**To be done:** Collect every line in the records below that contains the word "JSON".

====== Dataset records

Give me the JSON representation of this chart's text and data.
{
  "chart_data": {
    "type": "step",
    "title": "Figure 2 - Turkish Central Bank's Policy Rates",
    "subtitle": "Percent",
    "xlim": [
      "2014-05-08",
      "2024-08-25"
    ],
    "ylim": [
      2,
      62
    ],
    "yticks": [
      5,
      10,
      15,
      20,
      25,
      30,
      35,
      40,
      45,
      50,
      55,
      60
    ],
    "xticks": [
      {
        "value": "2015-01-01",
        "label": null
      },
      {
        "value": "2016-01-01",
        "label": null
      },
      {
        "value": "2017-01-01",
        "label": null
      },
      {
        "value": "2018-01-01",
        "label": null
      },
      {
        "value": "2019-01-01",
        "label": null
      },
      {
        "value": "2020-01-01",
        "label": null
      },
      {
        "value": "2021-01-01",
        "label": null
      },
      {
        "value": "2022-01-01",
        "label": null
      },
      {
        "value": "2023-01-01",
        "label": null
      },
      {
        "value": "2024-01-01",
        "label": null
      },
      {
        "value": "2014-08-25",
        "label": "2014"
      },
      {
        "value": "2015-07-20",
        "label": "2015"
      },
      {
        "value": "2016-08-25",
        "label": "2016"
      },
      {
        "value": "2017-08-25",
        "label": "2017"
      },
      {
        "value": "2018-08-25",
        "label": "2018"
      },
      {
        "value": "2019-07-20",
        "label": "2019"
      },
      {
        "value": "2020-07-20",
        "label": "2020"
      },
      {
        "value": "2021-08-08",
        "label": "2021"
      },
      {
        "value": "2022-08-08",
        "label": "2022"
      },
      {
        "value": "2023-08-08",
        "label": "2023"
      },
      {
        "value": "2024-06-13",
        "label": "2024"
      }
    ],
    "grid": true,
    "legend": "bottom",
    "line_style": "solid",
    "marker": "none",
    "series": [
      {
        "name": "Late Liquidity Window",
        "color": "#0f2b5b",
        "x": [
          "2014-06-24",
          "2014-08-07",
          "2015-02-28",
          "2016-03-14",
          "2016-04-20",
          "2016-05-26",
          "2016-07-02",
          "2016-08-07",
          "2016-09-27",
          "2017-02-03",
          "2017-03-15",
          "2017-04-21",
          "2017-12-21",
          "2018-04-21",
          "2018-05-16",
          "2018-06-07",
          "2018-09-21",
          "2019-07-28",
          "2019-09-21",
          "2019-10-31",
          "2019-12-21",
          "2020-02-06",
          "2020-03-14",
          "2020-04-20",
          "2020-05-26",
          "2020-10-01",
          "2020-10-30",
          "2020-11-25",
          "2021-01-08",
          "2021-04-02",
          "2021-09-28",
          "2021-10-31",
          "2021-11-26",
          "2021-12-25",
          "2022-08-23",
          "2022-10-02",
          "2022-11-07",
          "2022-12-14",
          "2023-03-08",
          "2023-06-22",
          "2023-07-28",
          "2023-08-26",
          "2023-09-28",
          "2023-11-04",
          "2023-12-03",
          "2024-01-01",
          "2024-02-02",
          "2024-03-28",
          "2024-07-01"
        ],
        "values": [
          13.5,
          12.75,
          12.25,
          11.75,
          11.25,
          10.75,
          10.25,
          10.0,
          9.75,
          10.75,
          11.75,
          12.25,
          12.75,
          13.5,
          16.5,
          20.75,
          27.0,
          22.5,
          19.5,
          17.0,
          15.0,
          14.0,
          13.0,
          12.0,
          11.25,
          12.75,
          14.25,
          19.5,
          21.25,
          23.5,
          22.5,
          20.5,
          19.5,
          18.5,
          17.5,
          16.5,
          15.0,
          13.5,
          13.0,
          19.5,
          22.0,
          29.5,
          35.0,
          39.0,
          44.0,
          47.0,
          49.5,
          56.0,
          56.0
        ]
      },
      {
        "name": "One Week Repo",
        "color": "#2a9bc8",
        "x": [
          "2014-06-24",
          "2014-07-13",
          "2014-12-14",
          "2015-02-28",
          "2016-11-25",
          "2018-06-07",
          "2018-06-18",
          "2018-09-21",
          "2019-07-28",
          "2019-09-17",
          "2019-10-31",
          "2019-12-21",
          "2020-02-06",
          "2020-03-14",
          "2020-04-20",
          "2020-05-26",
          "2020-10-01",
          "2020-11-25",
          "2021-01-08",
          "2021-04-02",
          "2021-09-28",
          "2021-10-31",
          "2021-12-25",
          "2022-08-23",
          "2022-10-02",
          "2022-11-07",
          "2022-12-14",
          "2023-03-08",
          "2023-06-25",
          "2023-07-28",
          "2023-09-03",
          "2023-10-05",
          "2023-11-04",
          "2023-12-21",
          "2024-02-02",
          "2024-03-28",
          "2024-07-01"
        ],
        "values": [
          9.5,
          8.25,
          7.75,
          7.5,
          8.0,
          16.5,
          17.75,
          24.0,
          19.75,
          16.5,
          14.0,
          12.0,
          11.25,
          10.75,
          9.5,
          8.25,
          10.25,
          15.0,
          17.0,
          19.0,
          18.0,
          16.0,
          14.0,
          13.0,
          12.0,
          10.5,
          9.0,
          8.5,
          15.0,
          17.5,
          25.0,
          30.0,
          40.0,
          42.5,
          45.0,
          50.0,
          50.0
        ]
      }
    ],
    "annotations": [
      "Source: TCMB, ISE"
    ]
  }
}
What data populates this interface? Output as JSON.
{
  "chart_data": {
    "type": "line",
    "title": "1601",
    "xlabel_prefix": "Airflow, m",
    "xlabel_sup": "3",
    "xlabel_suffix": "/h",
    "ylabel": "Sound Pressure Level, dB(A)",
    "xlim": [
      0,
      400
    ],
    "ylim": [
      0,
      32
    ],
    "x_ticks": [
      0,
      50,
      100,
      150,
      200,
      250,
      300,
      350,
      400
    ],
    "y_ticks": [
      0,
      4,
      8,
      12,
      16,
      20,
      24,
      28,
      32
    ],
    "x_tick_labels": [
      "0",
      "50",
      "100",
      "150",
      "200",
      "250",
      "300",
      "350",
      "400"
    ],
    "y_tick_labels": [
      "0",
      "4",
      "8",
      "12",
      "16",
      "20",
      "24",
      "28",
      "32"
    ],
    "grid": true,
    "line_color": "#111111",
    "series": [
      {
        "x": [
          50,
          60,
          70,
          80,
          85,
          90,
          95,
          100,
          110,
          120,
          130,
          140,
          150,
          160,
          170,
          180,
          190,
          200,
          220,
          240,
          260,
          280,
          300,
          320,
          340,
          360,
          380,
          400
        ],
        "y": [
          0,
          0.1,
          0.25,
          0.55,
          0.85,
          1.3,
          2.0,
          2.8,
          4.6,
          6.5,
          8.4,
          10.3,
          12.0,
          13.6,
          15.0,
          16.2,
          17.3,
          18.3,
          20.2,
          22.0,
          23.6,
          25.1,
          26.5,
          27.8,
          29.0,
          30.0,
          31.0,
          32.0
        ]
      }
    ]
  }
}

============

**Complete response:**
Give me the JSON representation of this chart's text and data.
What data populates this interface? Output as JSON.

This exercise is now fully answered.